Extract all of the entries and give them again, word for word.

++++++

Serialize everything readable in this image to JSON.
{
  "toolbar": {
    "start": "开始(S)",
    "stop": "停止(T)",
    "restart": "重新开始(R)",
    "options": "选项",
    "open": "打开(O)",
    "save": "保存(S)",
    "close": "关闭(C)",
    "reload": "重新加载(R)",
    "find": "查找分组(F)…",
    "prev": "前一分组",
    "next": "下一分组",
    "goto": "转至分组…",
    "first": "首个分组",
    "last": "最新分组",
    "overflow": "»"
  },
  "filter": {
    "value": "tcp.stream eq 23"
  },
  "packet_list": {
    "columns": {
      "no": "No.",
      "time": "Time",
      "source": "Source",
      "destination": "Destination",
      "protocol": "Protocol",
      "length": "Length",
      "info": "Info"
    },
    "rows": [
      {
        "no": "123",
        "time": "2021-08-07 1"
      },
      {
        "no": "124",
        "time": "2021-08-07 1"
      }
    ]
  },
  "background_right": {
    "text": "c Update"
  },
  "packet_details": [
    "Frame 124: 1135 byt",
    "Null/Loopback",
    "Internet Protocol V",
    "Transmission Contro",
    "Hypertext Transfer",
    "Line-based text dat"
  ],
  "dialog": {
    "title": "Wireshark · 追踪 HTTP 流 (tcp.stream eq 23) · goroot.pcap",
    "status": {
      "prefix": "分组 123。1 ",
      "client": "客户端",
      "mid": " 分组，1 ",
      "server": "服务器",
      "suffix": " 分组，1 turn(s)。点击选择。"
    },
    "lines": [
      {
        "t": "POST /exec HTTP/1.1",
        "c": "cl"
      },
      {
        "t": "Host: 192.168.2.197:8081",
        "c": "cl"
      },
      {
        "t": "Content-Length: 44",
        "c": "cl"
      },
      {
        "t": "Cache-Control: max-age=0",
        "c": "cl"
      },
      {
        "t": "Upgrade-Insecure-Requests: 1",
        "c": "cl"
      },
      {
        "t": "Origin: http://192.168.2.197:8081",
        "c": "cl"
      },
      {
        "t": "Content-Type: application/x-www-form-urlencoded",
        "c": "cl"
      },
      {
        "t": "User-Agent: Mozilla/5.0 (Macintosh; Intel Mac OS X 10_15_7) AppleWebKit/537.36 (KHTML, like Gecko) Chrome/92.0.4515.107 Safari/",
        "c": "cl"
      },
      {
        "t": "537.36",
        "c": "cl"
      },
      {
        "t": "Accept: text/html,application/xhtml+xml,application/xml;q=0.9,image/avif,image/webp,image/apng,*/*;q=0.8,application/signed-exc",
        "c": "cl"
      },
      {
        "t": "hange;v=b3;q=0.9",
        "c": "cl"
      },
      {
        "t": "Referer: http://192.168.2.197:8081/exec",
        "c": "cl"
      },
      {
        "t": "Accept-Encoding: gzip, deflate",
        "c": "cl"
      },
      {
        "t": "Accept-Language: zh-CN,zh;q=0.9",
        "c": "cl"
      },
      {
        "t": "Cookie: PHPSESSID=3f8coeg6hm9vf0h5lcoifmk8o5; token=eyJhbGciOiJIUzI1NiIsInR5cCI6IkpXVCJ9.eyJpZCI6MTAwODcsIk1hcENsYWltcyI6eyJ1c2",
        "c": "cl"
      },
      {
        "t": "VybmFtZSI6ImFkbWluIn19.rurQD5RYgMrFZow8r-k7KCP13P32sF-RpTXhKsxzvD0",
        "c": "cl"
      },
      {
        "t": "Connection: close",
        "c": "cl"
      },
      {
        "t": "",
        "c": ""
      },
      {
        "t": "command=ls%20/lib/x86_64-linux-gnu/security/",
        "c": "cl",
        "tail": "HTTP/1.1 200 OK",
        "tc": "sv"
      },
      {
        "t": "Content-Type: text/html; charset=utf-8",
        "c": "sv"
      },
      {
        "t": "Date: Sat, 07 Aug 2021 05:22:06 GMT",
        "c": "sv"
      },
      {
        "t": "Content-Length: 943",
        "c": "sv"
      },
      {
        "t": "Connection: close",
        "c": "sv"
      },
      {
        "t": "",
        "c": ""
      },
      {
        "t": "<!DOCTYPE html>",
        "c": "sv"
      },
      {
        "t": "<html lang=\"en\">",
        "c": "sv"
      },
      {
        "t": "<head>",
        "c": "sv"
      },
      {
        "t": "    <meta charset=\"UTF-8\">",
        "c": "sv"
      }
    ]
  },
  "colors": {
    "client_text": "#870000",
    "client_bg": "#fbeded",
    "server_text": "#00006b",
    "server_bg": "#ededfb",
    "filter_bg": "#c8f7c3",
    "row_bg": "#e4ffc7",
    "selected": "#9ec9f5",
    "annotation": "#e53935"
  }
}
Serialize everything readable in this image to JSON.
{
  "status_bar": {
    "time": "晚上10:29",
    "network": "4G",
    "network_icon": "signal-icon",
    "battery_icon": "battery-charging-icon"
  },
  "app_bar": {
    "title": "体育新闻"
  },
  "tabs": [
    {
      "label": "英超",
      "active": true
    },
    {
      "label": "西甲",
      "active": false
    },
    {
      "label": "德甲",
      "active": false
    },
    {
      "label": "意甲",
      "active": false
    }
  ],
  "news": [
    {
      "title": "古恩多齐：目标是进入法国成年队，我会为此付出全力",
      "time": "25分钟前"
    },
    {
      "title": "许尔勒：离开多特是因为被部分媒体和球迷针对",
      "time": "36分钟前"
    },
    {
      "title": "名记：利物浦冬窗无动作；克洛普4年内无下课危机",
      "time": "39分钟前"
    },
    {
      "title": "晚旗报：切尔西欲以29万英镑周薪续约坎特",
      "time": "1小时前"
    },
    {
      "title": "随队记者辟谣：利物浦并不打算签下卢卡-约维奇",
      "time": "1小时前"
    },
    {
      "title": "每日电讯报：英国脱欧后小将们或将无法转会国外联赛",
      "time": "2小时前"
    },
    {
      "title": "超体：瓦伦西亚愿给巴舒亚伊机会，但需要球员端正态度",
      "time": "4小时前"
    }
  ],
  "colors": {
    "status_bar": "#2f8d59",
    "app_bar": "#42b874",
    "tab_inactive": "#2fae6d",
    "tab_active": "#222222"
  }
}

++++++

ANSWER TO THIS PROBLEM:
Serialize everything readable in this image to JSON.
{
  "toolbar": {
    "start": "开始(S)",
    "stop": "停止(T)",
    "restart": "重新开始(R)",
    "options": "选项",
    "open": "打开(O)",
    "save": "保存(S)",
    "close": "关闭(C)",
    "reload": "重新加载(R)",
    "find": "查找分组(F)…",
    "prev": "前一分组",
    "next": "下一分组",
    "goto": "转至分组…",
    "first": "首个分组",
    "last": "最新分组",
    "overflow": "»"
  },
  "filter": {
    "value": "tcp.stream eq 23"
  },
  "packet_list": {
    "columns": {
      "no": "No.",
      "time": "Time",
      "source": "Source",
      "destination": "Destination",
      "protocol": "Protocol",
      "length": "Length",
      "info": "Info"
    },
    "rows": [
      {
        "no": "123",
        "time": "2021-08-07 1"
      },
      {
        "no": "124",
        "time": "2021-08-07 1"
      }
    ]
  },
  "background_right": {
    "text": "c Update"
  },
  "packet_details": [
    "Frame 124: 1135 byt",
    "Null/Loopback",
    "Internet Protocol V",
    "Transmission Contro",
    "Hypertext Transfer",
    "Line-based text dat"
  ],
  "dialog": {
    "title": "Wireshark · 追踪 HTTP 流 (tcp.stream eq 23) · goroot.pcap",
    "status": {
      "prefix": "分组 123。1 ",
      "client": "客户端",
      "mid": " 分组，1 ",
      "server": "服务器",
      "suffix": " 分组，1 turn(s)。点击选择。"
    },
    "lines": [
      {
        "t": "POST /exec HTTP/1.1",
        "c": "cl"
      },
      {
        "t": "Host: 192.168.2.197:8081",
        "c": "cl"
      },
      {
        "t": "Content-Length: 44",
        "c": "cl"
      },
      {
        "t": "Cache-Control: max-age=0",
        "c": "cl"
      },
      {
        "t": "Upgrade-Insecure-Requests: 1",
        "c": "cl"
      },
      {
        "t": "Origin: http://192.168.2.197:8081",
        "c": "cl"
      },
      {
        "t": "Content-Type: application/x-www-form-urlencoded",
        "c": "cl"
      },
      {
        "t": "User-Agent: Mozilla/5.0 (Macintosh; Intel Mac OS X 10_15_7) AppleWebKit/537.36 (KHTML, like Gecko) Chrome/92.0.4515.107 Safari/",
        "c": "cl"
      },
      {
        "t": "537.36",
        "c": "cl"
      },
      {
        "t": "Accept: text/html,application/xhtml+xml,application/xml;q=0.9,image/avif,image/webp,image/apng,*/*;q=0.8,application/signed-exc",
        "c": "cl"
      },
      {
        "t": "hange;v=b3;q=0.9",
        "c": "cl"
      },
      {
        "t": "Referer: http://192.168.2.197:8081/exec",
        "c": "cl"
      },
      {
        "t": "Accept-Encoding: gzip, deflate",
        "c": "cl"
      },
      {
        "t": "Accept-Language: zh-CN,zh;q=0.9",
        "c": "cl"
      },
      {
        "t": "Cookie: PHPSESSID=3f8coeg6hm9vf0h5lcoifmk8o5; token=eyJhbGciOiJIUzI1NiIsInR5cCI6IkpXVCJ9.eyJpZCI6MTAwODcsIk1hcENsYWltcyI6eyJ1c2",
        "c": "cl"
      },
      {
        "t": "VybmFtZSI6ImFkbWluIn19.rurQD5RYgMrFZow8r-k7KCP13P32sF-RpTXhKsxzvD0",
        "c": "cl"
      },
      {
        "t": "Connection: close",
        "c": "cl"
      },
      {
        "t": "",
        "c": ""
      },
      {
        "t": "command=ls%20/lib/x86_64-linux-gnu/security/",
        "c": "cl",
        "tail": "HTTP/1.1 200 OK",
        "tc": "sv"
      },
      {
        "t": "Content-Type: text/html; charset=utf-8",
        "c": "sv"
      },
      {
        "t": "Date: Sat, 07 Aug 2021 05:22:06 GMT",
        "c": "sv"
      },
      {
        "t": "Content-Length: 943",
        "c": "sv"
      },
      {
        "t": "Connection: close",
        "c": "sv"
      },
      {
        "t": "",
        "c": ""
      },
      {
        "t": "<!DOCTYPE html>",
        "c": "sv"
      },
      {
        "t": "<html lang=\"en\">",
        "c": "sv"
      },
      {
        "t": "<head>",
        "c": "sv"
      },
      {
        "t": "    <meta charset=\"UTF-8\">",
        "c": "sv"
      }
    ]
  },
  "colors": {
    "client_text": "#870000",
    "client_bg": "#fbeded",
    "server_text": "#00006b",
    "server_bg": "#ededfb",
    "filter_bg": "#c8f7c3",
    "row_bg": "#e4ffc7",
    "selected": "#9ec9f5",
    "annotation": "#e53935"
  }
}
Serialize everything readable in this image to JSON.
{
  "status_bar": {
    "time": "晚上10:29",
    "network": "4G",
    "network_icon": "signal-icon",
    "battery_icon": "battery-charging-icon"
  },
  "app_bar": {
    "title": "体育新闻"
  },
  "tabs": [
    {
      "label": "英超",
      "active": true
    },
    {
      "label": "西甲",
      "active": false
    },
    {
      "label": "德甲",
      "active": false
    },
    {
      "label": "意甲",
      "active": false
    }
  ],
  "news": [
    {
      "title": "古恩多齐：目标是进入法国成年队，我会为此付出全力",
      "time": "25分钟前"
    },
    {
      "title": "许尔勒：离开多特是因为被部分媒体和球迷针对",
      "time": "36分钟前"
    },
    {
      "title": "名记：利物浦冬窗无动作；克洛普4年内无下课危机",
      "time": "39分钟前"
    },
    {
      "title": "晚旗报：切尔西欲以29万英镑周薪续约坎特",
      "time": "1小时前"
    },
    {
      "title": "随队记者辟谣：利物浦并不打算签下卢卡-约维奇",
      "time": "1小时前"
    },
    {
      "title": "每日电讯报：英国脱欧后小将们或将无法转会国外联赛",
      "time": "2小时前"
    },
    {
      "title": "超体：瓦伦西亚愿给巴舒亚伊机会，但需要球员端正态度",
      "time": "4小时前"
    }
  ],
  "colors": {
    "status_bar": "#2f8d59",
    "app_bar": "#42b874",
    "tab_inactive": "#2fae6d",
    "tab_active": "#222222"
  }
}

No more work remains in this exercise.